● **Records for the exercise**
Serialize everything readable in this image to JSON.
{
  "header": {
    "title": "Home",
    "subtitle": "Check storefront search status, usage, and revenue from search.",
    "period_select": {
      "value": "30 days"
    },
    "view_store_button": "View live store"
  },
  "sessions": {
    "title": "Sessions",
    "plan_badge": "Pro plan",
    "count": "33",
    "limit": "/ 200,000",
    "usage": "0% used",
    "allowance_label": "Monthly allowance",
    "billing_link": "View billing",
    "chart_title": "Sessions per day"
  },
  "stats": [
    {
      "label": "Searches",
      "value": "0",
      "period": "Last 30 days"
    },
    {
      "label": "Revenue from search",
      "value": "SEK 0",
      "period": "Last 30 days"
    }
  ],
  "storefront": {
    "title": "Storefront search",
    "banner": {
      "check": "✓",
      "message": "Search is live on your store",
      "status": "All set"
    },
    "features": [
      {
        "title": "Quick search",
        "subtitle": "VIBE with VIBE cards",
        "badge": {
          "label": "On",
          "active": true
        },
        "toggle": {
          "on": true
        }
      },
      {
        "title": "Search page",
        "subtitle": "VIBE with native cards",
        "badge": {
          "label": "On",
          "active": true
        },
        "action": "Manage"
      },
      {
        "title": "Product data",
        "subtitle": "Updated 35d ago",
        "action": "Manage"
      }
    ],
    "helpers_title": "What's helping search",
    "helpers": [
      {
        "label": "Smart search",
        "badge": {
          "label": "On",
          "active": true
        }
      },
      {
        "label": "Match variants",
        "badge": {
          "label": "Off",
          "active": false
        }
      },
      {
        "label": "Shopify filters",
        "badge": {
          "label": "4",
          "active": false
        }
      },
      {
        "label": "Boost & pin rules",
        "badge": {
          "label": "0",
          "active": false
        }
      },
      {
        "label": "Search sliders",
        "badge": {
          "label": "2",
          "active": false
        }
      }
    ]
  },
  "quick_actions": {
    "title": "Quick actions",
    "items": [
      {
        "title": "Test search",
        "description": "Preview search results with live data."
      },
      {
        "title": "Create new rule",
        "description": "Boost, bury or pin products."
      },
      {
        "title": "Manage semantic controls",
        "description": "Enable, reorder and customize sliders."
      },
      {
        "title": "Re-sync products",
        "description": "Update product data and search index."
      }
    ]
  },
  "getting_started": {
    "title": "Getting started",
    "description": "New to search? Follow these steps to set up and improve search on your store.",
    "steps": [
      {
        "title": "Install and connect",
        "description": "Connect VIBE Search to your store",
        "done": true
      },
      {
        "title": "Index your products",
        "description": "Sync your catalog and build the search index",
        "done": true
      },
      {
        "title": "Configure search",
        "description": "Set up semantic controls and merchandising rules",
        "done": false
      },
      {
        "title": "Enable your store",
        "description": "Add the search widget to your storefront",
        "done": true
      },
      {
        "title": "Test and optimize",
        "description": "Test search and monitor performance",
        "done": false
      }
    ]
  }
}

● **What is needed**
Exactly reproduce all of the entries.

● **Correct output**
Serialize everything readable in this image to JSON.
{
  "header": {
    "title": "Home",
    "subtitle": "Check storefront search status, usage, and revenue from search.",
    "period_select": {
      "value": "30 days"
    },
    "view_store_button": "View live store"
  },
  "sessions": {
    "title": "Sessions",
    "plan_badge": "Pro plan",
    "count": "33",
    "limit": "/ 200,000",
    "usage": "0% used",
    "allowance_label": "Monthly allowance",
    "billing_link": "View billing",
    "chart_title": "Sessions per day"
  },
  "stats": [
    {
      "label": "Searches",
      "value": "0",
      "period": "Last 30 days"
    },
    {
      "label": "Revenue from search",
      "value": "SEK 0",
      "period": "Last 30 days"
    }
  ],
  "storefront": {
    "title": "Storefront search",
    "banner": {
      "check": "✓",
      "message": "Search is live on your store",
      "status": "All set"
    },
    "features": [
      {
        "title": "Quick search",
        "subtitle": "VIBE with VIBE cards",
        "badge": {
          "label": "On",
          "active": true
        },
        "toggle": {
          "on": true
        }
      },
      {
        "title": "Search page",
        "subtitle": "VIBE with native cards",
        "badge": {
          "label": "On",
          "active": true
        },
        "action": "Manage"
      },
      {
        "title": "Product data",
        "subtitle": "Updated 35d ago",
        "action": "Manage"
      }
    ],
    "helpers_title": "What's helping search",
    "helpers": [
      {
        "label": "Smart search",
        "badge": {
          "label": "On",
          "active": true
        }
      },
      {
        "label": "Match variants",
        "badge": {
          "label": "Off",
          "active": false
        }
      },
      {
        "label": "Shopify filters",
        "badge": {
          "label": "4",
          "active": false
        }
      },
      {
        "label": "Boost & pin rules",
        "badge": {
          "label": "0",
          "active": false
        }
      },
      {
        "label": "Search sliders",
        "badge": {
          "label": "2",
          "active": false
        }
      }
    ]
  },
  "quick_actions": {
    "title": "Quick actions",
    "items": [
      {
        "title": "Test search",
        "description": "Preview search results with live data."
      },
      {
        "title": "Create new rule",
        "description": "Boost, bury or pin products."
      },
      {
        "title": "Manage semantic controls",
        "description": "Enable, reorder and customize sliders."
      },
      {
        "title": "Re-sync products",
        "description": "Update product data and search index."
      }
    ]
  },
  "getting_started": {
    "title": "Getting started",
    "description": "New to search? Follow these steps to set up and improve search on your store.",
    "steps": [
      {
        "title": "Install and connect",
        "description": "Connect VIBE Search to your store",
        "done": true
      },
      {
        "title": "Index your products",
        "description": "Sync your catalog and build the search index",
        "done": true
      },
      {
        "title": "Configure search",
        "description": "Set up semantic controls and merchandising rules",
        "done": false
      },
      {
        "title": "Enable your store",
        "description": "Add the search widget to your storefront",
        "done": true
      },
      {
        "title": "Test and optimize",
        "description": "Test search and monitor performance",
        "done": false
      }
    ]
  }
}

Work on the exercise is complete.